DATA FOR THIS EXERCISE:
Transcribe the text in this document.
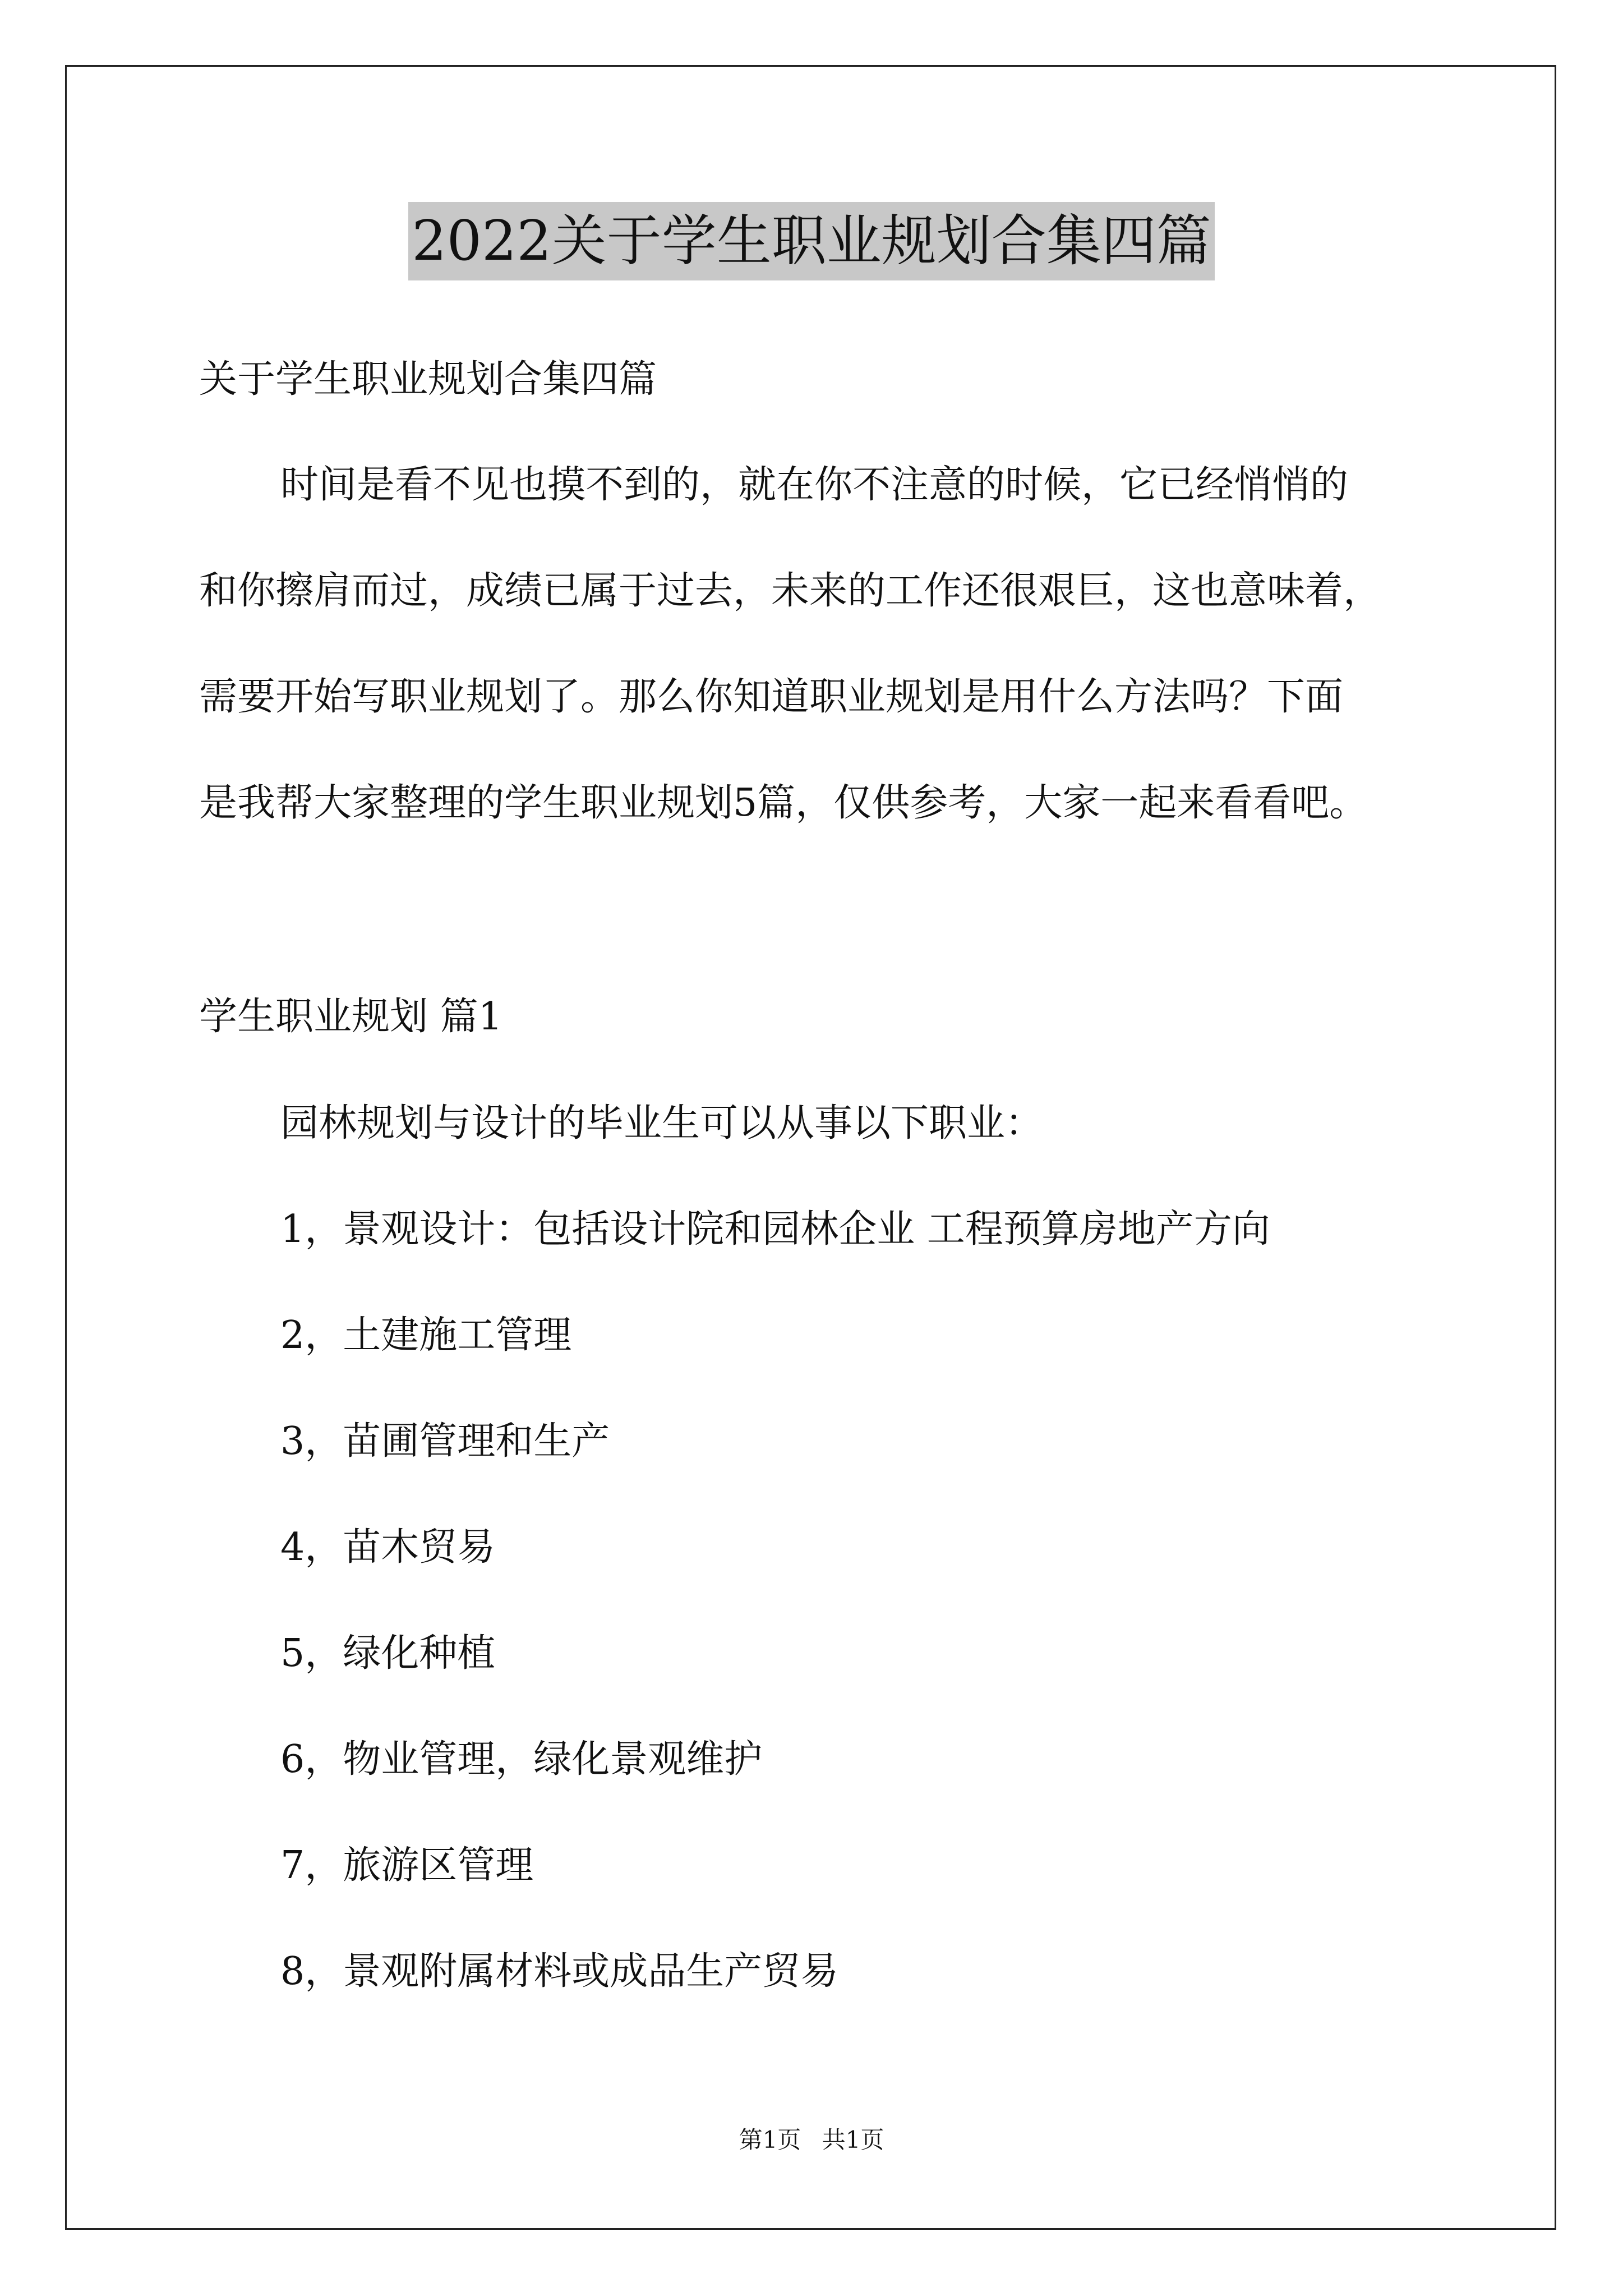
2022关于学生职业规划合集四篇
关于学生职业规划合集四篇
时间是看不见也摸不到的，就在你不注意的时候，它已经悄悄的
和你擦肩而过，成绩已属于过去，未来的工作还很艰巨，这也意味着，
需要开始写职业规划了。那么你知道职业规划是用什么方法吗？下面
是我帮大家整理的学生职业规划5篇，仅供参考，大家一起来看看吧。
学生职业规划 篇1
园林规划与设计的毕业生可以从事以下职业：
1，景观设计：包括设计院和园林企业 工程预算房地产方向
2，土建施工管理
3，苗圃管理和生产
4，苗木贸易
5，绿化种植
6，物业管理，绿化景观维护
7，旅游区管理
8，景观附属材料或成品生产贸易
第1页 共1页
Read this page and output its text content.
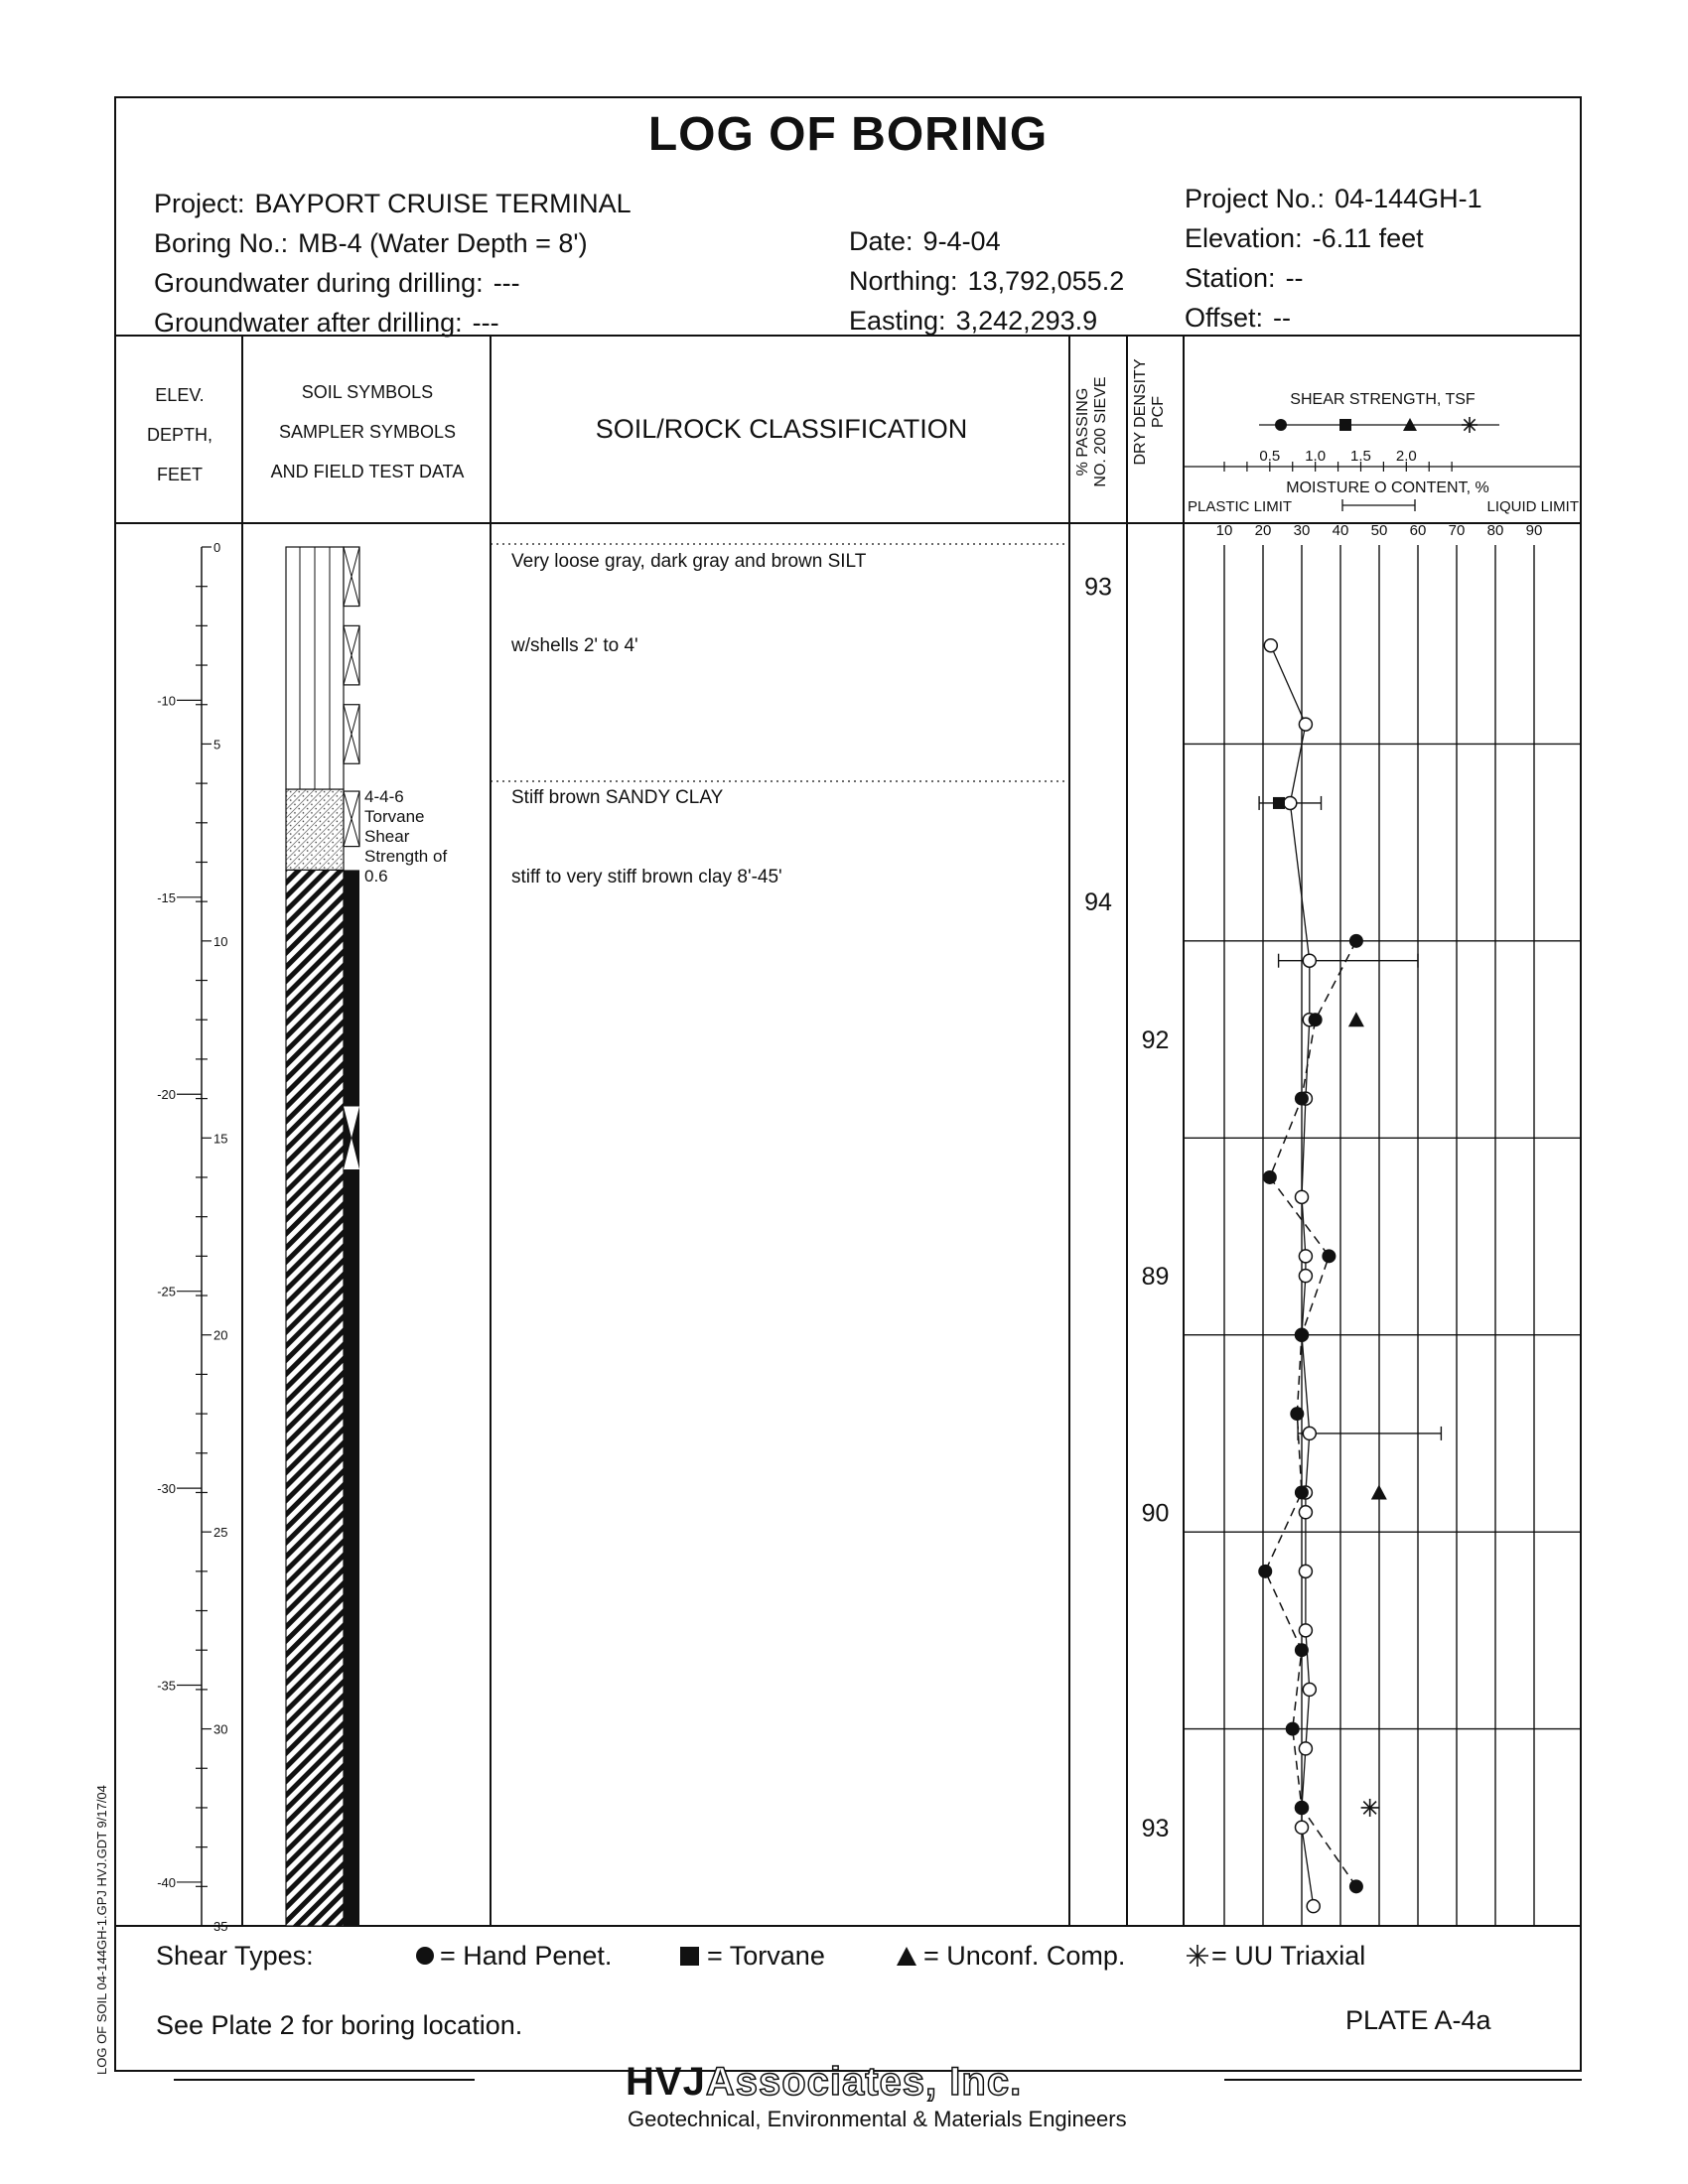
LOG OF BORING
Project: BAYPORT CRUISE TERMINAL
Boring No.: MB-4 (Water Depth = 8')
Groundwater during drilling: ---
Groundwater after drilling: ---
Date: 9-4-04
Northing: 13,792,055.2
Easting: 3,242,293.9
Project No.: 04-144GH-1
Elevation: -6.11 feet
Station: --
Offset: --
ELEV.
DEPTH,
FEET
SOIL SYMBOLS
SAMPLER SYMBOLS
AND FIELD TEST DATA
SOIL/ROCK CLASSIFICATION	% PASSING NO. 200 SIEVE DRY DENSITY PCF
Very loose gray, dark gray and brown SILT
w/shells 2' to 4'
Stiff brown SANDY CLAY
stiff to very stiff brown clay 8'-45'
4-4-6
Torvane
Shear
Strength of
0.6
0
5
10
15
20
25
30
35
-10
-15
-20
-25
-30
-35
-40
93
94
92
89
90
93
SHEAR STRENGTH, TSF
0.5 1.0 1.5 2.0
MOISTURE O CONTENT, %
PLASTIC LIMIT	LIQUID LIMIT
10 20 30 40 50 60 70 80 90
Shear Types:	= Hand Penet.	= Torvane	= Unconf. Comp.	= UU Triaxial
See Plate 2 for boring location.	PLATE A-4a
LOG OF SOIL 04-144GH-1.GPJ HVJ.GDT 9/17/04
HVJAssociates, Inc.
Geotechnical, Environmental & Materials Engineers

AIM OF THE TASK: Output every entry word for word, but omit the pictures.

WORKED ANSWER:
Transcribe the text in this document.
2022关于学生职业规划合集四篇
关于学生职业规划合集四篇
时间是看不见也摸不到的，就在你不注意的时候，它已经悄悄的
和你擦肩而过，成绩已属于过去，未来的工作还很艰巨，这也意味着，
需要开始写职业规划了。那么你知道职业规划是用什么方法吗？下面
是我帮大家整理的学生职业规划5篇，仅供参考，大家一起来看看吧。
学生职业规划 篇1
园林规划与设计的毕业生可以从事以下职业：
1，景观设计：包括设计院和园林企业 工程预算房地产方向
2，土建施工管理
3，苗圃管理和生产
4，苗木贸易
5，绿化种植
6，物业管理，绿化景观维护
7，旅游区管理
8，景观附属材料或成品生产贸易
第1页 共1页
Read this page and output its text content.
LOG OF BORING
Project: BAYPORT CRUISE TERMINAL
Boring No.: MB-4 (Water Depth = 8')
Groundwater during drilling: ---
Groundwater after drilling: ---
Date: 9-4-04
Northing: 13,792,055.2
Easting: 3,242,293.9
Project No.: 04-144GH-1
Elevation: -6.11 feet
Station: --
Offset: --
ELEV.
DEPTH,
FEET
SOIL SYMBOLS
SAMPLER SYMBOLS
AND FIELD TEST DATA
SOIL/ROCK CLASSIFICATION	% PASSING NO. 200 SIEVE DRY DENSITY PCF
Very loose gray, dark gray and brown SILT
w/shells 2' to 4'
Stiff brown SANDY CLAY
stiff to very stiff brown clay 8'-45'
4-4-6
Torvane
Shear
Strength of
0.6
0
5
10
15
20
25
30
35
-10
-15
-20
-25
-30
-35
-40
93
94
92
89
90
93
SHEAR STRENGTH, TSF
0.5 1.0 1.5 2.0
MOISTURE O CONTENT, %
PLASTIC LIMIT	LIQUID LIMIT
10 20 30 40 50 60 70 80 90
Shear Types:	= Hand Penet.	= Torvane	= Unconf. Comp.	= UU Triaxial
See Plate 2 for boring location.	PLATE A-4a
LOG OF SOIL 04-144GH-1.GPJ HVJ.GDT 9/17/04
HVJAssociates, Inc.
Geotechnical, Environmental & Materials Engineers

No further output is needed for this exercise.